● **PROBLEM STATEMENT**: Report back each line of the records that contains the string "TRUSS".

[Data records]
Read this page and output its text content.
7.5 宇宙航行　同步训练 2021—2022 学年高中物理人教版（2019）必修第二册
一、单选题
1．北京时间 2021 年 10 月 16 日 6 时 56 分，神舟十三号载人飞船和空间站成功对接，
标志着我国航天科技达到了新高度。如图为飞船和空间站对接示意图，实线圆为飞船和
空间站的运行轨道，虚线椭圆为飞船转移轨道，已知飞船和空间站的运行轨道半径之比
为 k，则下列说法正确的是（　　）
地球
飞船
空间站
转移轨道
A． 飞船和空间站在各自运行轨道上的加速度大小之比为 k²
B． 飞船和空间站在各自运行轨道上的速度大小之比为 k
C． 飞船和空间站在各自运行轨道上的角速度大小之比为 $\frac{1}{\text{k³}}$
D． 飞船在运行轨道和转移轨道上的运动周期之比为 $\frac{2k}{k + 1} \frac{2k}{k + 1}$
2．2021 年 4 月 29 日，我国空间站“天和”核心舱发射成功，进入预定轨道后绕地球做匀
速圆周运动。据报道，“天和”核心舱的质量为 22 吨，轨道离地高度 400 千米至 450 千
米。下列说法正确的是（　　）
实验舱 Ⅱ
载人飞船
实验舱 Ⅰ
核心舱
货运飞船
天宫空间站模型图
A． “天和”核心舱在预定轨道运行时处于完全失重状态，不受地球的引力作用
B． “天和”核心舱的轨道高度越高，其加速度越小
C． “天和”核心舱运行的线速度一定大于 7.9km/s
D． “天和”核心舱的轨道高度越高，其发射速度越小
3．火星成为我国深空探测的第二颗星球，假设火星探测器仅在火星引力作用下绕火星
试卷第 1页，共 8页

--

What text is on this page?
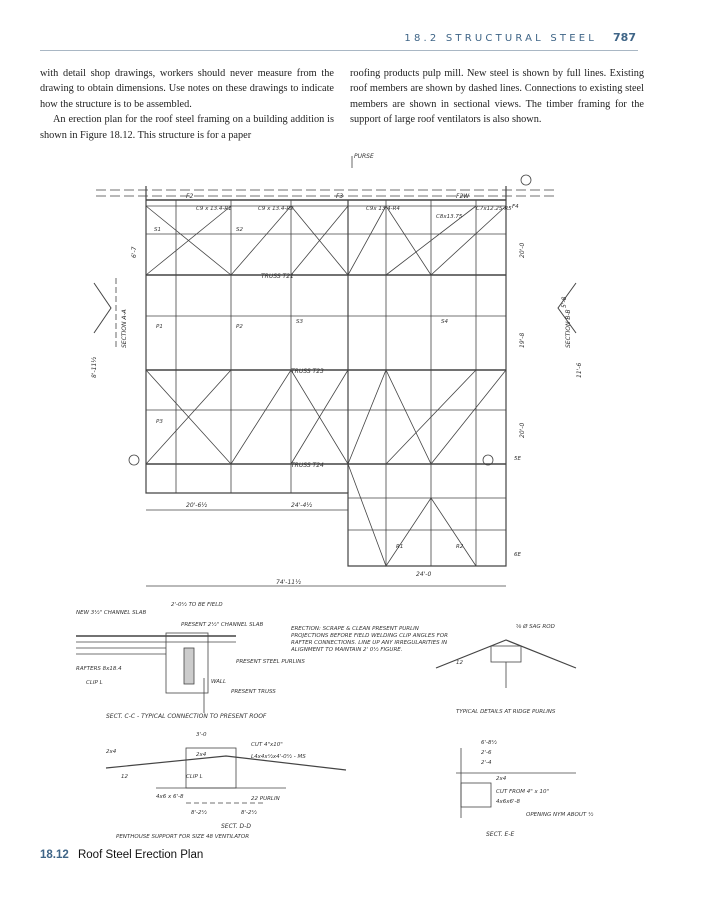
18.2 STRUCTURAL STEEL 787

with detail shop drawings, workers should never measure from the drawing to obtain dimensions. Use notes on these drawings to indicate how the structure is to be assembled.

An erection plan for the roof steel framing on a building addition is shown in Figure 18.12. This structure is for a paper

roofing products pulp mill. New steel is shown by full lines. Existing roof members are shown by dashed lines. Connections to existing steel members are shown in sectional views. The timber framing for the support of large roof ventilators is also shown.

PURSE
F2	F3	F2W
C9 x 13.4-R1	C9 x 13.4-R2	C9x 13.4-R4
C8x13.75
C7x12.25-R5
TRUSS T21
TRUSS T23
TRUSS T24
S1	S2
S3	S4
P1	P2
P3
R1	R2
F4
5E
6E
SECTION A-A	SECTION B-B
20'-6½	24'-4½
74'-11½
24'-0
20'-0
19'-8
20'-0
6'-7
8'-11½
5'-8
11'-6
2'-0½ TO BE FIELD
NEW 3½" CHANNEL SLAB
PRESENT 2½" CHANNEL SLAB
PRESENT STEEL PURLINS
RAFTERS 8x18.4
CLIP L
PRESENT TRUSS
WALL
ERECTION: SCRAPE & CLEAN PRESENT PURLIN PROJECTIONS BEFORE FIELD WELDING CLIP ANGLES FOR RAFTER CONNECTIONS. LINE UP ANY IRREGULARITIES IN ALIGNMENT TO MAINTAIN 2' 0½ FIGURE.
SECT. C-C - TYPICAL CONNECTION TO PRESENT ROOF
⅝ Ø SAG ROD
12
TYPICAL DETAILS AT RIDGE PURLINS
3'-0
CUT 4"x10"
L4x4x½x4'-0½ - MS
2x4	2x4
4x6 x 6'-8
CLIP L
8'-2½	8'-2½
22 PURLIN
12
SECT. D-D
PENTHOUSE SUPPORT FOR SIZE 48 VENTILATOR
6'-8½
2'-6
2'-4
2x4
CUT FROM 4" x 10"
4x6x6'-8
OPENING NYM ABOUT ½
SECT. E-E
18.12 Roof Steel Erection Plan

* * *

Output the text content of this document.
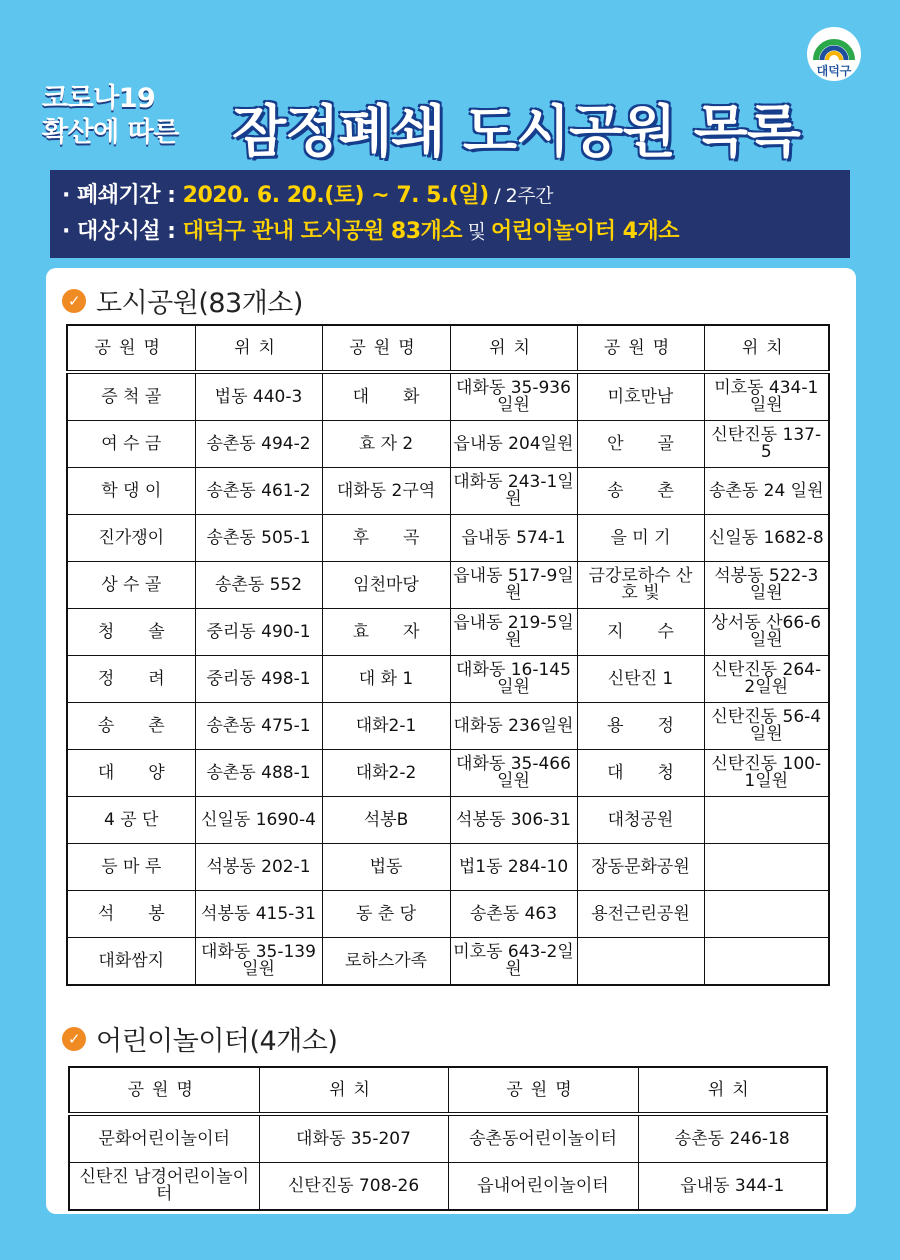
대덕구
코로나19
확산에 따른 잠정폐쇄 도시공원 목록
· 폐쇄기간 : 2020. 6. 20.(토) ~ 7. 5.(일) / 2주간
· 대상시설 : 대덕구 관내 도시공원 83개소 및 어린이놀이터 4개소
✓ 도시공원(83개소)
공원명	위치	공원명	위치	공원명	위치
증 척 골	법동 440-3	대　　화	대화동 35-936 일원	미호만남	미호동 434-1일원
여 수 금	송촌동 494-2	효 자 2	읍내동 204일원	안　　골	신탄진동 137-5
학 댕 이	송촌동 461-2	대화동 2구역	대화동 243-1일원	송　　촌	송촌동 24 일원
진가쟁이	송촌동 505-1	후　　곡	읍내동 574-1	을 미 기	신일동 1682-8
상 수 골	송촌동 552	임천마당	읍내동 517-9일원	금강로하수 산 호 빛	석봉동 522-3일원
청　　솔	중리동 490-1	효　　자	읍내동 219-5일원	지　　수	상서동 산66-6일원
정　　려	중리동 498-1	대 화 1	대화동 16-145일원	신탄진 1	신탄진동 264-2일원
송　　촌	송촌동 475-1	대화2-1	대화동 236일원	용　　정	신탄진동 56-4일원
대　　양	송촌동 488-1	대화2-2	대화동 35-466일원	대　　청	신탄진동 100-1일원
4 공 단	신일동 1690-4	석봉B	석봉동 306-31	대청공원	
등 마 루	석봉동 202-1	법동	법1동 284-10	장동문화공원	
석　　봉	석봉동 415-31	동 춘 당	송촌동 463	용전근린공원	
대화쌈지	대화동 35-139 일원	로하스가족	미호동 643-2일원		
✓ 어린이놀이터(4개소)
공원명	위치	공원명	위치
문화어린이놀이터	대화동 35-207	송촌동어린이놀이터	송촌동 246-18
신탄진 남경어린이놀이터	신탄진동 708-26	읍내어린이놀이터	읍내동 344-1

● **EXERCISE RESPONSE**:
TRUSS T21
TRUSS T23
TRUSS T24
PRESENT TRUSS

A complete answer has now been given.